• **To do**: For each line that holds "工况制热COP", copy the line out.

Collection entries
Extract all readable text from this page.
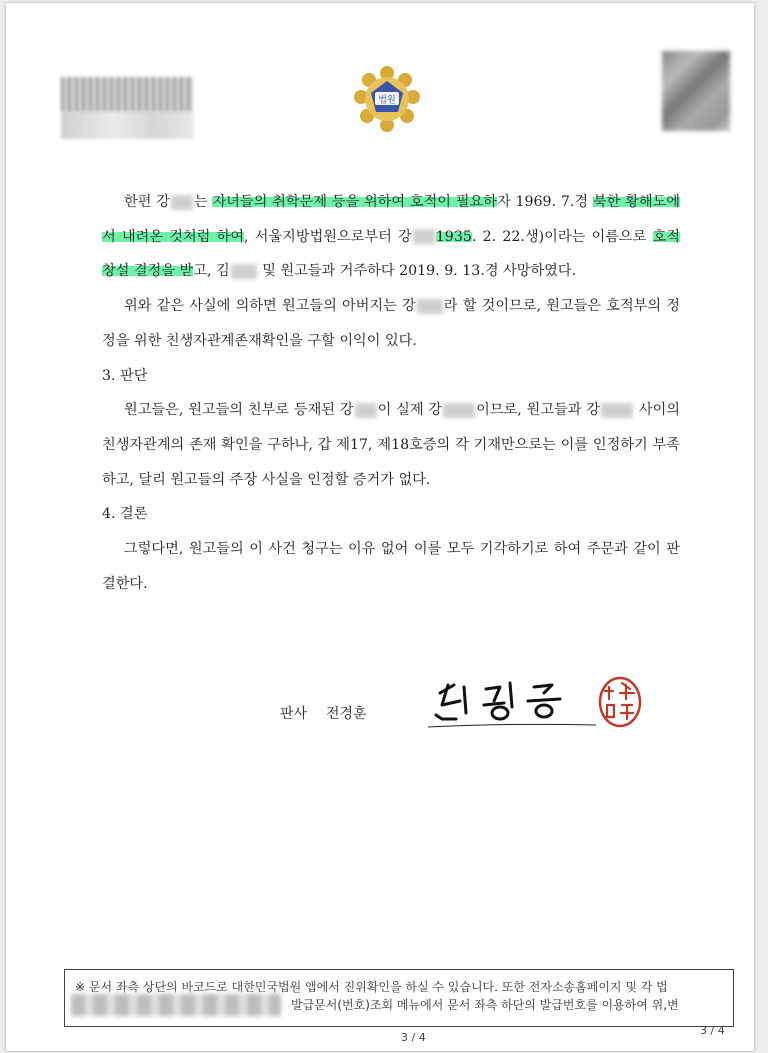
법원

한편 강 는 자녀들의 취학문제 등을 위하여 호적이 필요하자 1969. 7.경 북한 황해도에서 내려온 것처럼 하여, 서울지방법원으로부터 강 1935. 2. 22.생)이라는 이름으로 호적 창설 결정을 받고, 김 및 원고들과 거주하다 2019. 9. 13.경 사망하였다.

위와 같은 사실에 의하면 원고들의 아버지는 강 라 할 것이므로, 원고들은 호적부의 정정을 위한 친생자관계존재확인을 구할 이익이 있다.

3. 판단

원고들은, 원고들의 친부로 등재된 강 이 실제 강 이므로, 원고들과 강 사이의 친생자관계의 존재 확인을 구하나, 갑 제17, 제18호증의 각 기재만으로는 이를 인정하기 부족하고, 달리 원고들의 주장 사실을 인정할 증거가 없다.

4. 결론

그렇다면, 원고들의 이 사건 청구는 이유 없어 이를 모두 기각하기로 하여 주문과 같이 판결한다.

판사 전경훈
※ 문서 좌측 상단의 바코드로 대한민국법원 앱에서 진위확인을 하실 수 있습니다. 또한 전자소송홈페이지 및 각 법
발급문서(번호)조회 메뉴에서 문서 좌측 하단의 발급번호를 이용하여 위,변
3 / 4
3 / 4
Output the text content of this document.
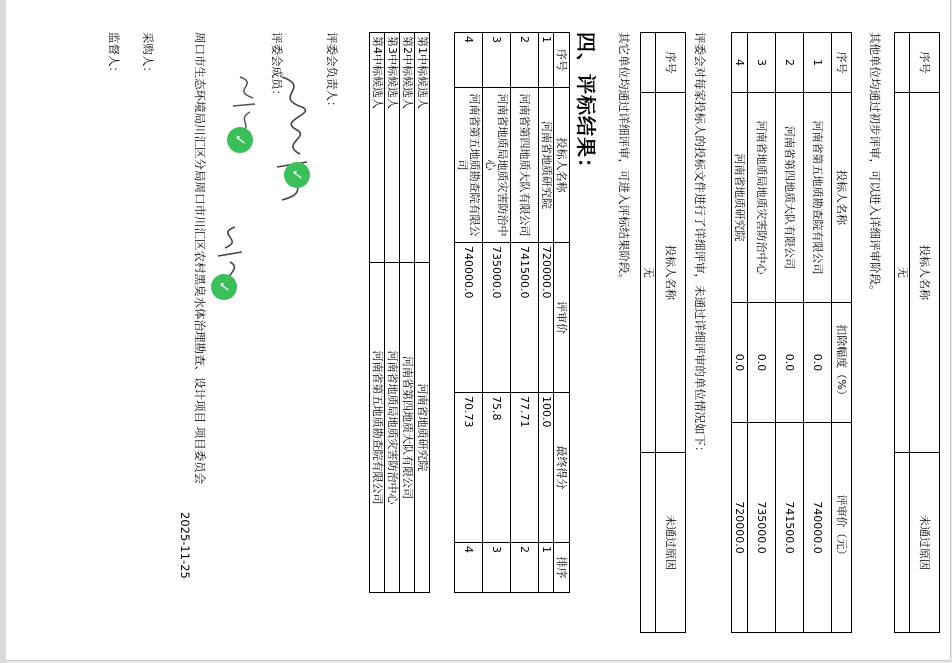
序号	投标人名称	未通过原因
	无	
其他单位均通过初步评审，可以进入详细评审阶段。
序号	投标人名称	扣除幅度（%）	评审价（元）
1	河南省第五地质勘查院有限公司	0.0	740000.0
2	河南省第四地质大队有限公司	0.0	741500.0
3	河南省地质局地质灾害防治中心	0.0	735000.0
4	河南省地质研究院	0.0	720000.0
评委会对每家投标人的投标文件进行了详细评审，未通过详细评审的单位情况如下：
序号	投标人名称	未通过原因
	无	
其它单位均通过详细评审，可进入评标结果阶段。
四、评标结果：
序号	投标人名称	评审价	最终得分	排序
1	河南省地质研究院	720000.0	100.0	1
2	河南省第四地质大队有限公司	741500.0	77.71	2
3	河南省地质局地质灾害防治中心	735000.0	75.8	3
4	河南省第五地质勘查院有限公司	740000.0	70.73	4
第1中标候选人	河南省地质研究院
第2中标候选人	河南省第四地质大队有限公司
第3中标候选人	河南省地质局地质灾害防治中心
第4中标候选人	河南省第五地质勘查院有限公司
评委会负责人：
评委会成员：
✓
✓
✓
周口市生态环境局川汇区分局周口市川汇区农村黑臭水体治理勘查、设计项目 项目委员会
2025-11-25
采购人：
监督人：
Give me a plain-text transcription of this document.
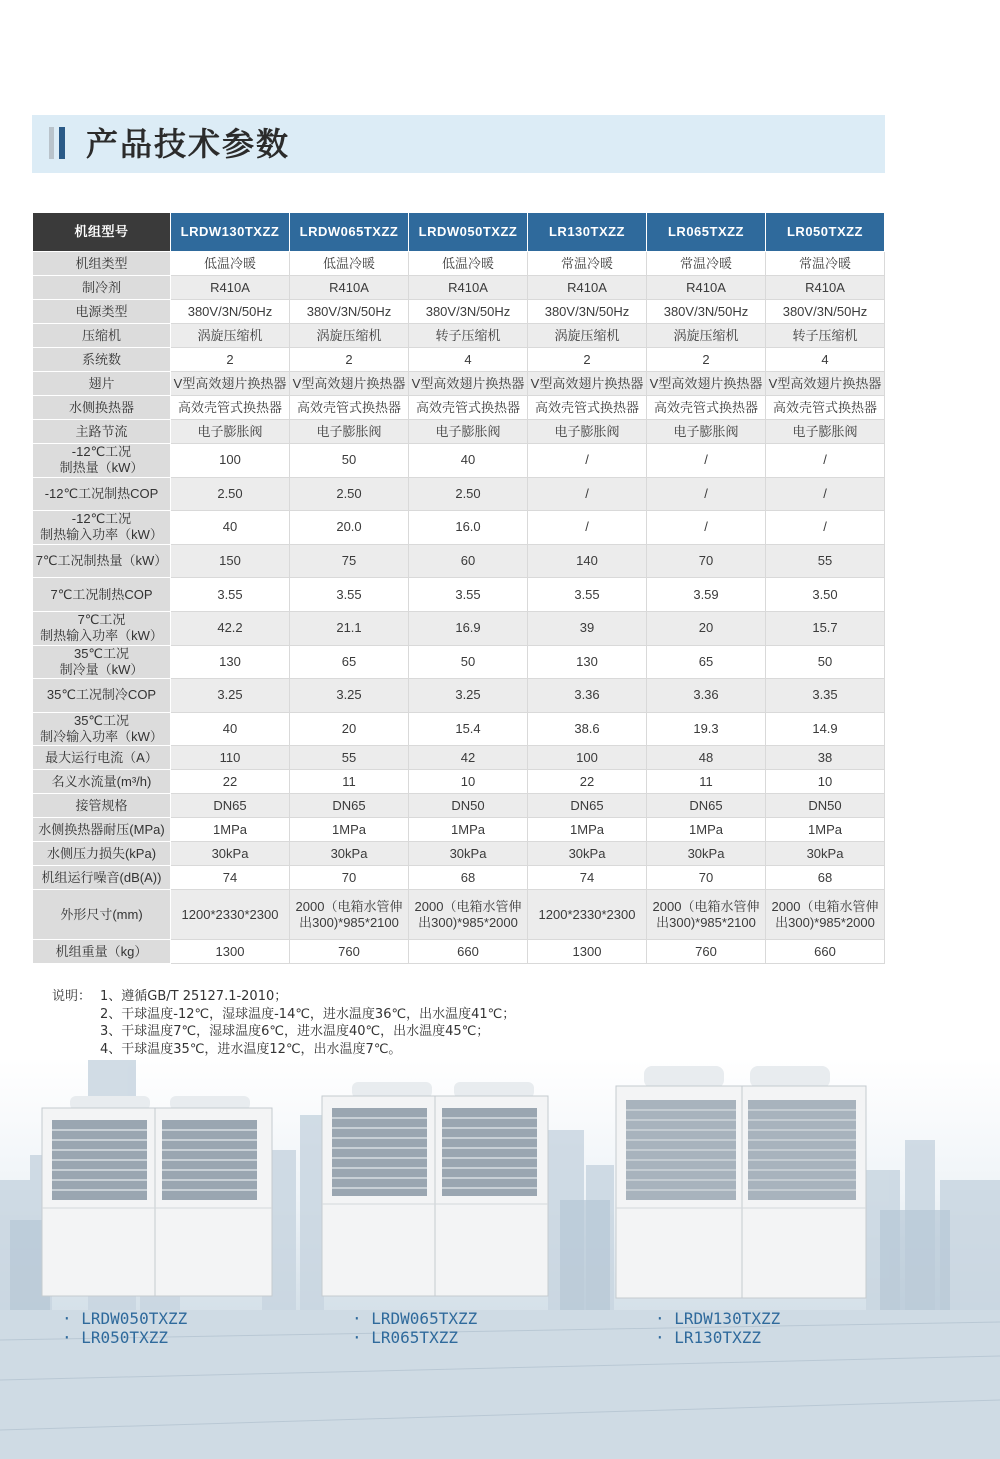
产品技术参数
机组型号	LRDW130TXZZ	LRDW065TXZZ	LRDW050TXZZ	LR130TXZZ	LR065TXZZ	LR050TXZZ

机组类型	低温冷暖	低温冷暖	低温冷暖	常温冷暖	常温冷暖	常温冷暖

制冷剂	R410A	R410A	R410A	R410A	R410A	R410A

电源类型	380V/3N/50Hz	380V/3N/50Hz	380V/3N/50Hz	380V/3N/50Hz	380V/3N/50Hz	380V/3N/50Hz

压缩机	涡旋压缩机	涡旋压缩机	转子压缩机	涡旋压缩机	涡旋压缩机	转子压缩机

系统数	2	2	4	2	2	4

翅片	V型高效翅片换热器	V型高效翅片换热器	V型高效翅片换热器	V型高效翅片换热器	V型高效翅片换热器	V型高效翅片换热器

水侧换热器	高效壳管式换热器	高效壳管式换热器	高效壳管式换热器	高效壳管式换热器	高效壳管式换热器	高效壳管式换热器

主路节流	电子膨胀阀	电子膨胀阀	电子膨胀阀	电子膨胀阀	电子膨胀阀	电子膨胀阀

-12℃工况
制热量（kW）	100	50	40	/	/	/

-12℃工况制热COP	2.50	2.50	2.50	/	/	/

-12℃工况
制热输入功率（kW）	40	20.0	16.0	/	/	/

7℃工况制热量（kW）	150	75	60	140	70	55

7℃工况制热COP	3.55	3.55	3.55	3.55	3.59	3.50

7℃工况
制热输入功率（kW）	42.2	21.1	16.9	39	20	15.7

35℃工况
制冷量（kW）	130	65	50	130	65	50

35℃工况制冷COP	3.25	3.25	3.25	3.36	3.36	3.35

35℃工况
制冷输入功率（kW）	40	20	15.4	38.6	19.3	14.9

最大运行电流（A）	110	55	42	100	48	38

名义水流量(m³/h)	22	11	10	22	11	10

接管规格	DN65	DN65	DN50	DN65	DN65	DN50

水侧换热器耐压(MPa)	1MPa	1MPa	1MPa	1MPa	1MPa	1MPa

水侧压力损失(kPa)	30kPa	30kPa	30kPa	30kPa	30kPa	30kPa

机组运行噪音(dB(A))	74	70	68	74	70	68

外形尺寸(mm)	1200*2330*2300	2000（电箱水管伸
出300)*985*2100	2000（电箱水管伸
出300)*985*2000	1200*2330*2300	2000（电箱水管伸
出300)*985*2100	2000（电箱水管伸
出300)*985*2000

机组重量（kg）	1300	760	660	1300	760	660
说明： 1、遵循GB/T 25127.1-2010；
2、干球温度-12℃，湿球温度-14℃，进水温度36℃，出水温度41℃；
3、干球温度7℃，湿球温度6℃，进水温度40℃，出水温度45℃；
4、干球温度35℃，进水温度12℃，出水温度7℃。
· LRDW050TXZZ
· LR050TXZZ
· LRDW065TXZZ
· LR065TXZZ
· LRDW130TXZZ
· LR130TXZZ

• **Reply to the task**:
-12℃工况制热COP	2.50	2.50	2.50	/	/	/
7℃工况制热COP	3.55	3.55	3.55	3.55	3.59	3.50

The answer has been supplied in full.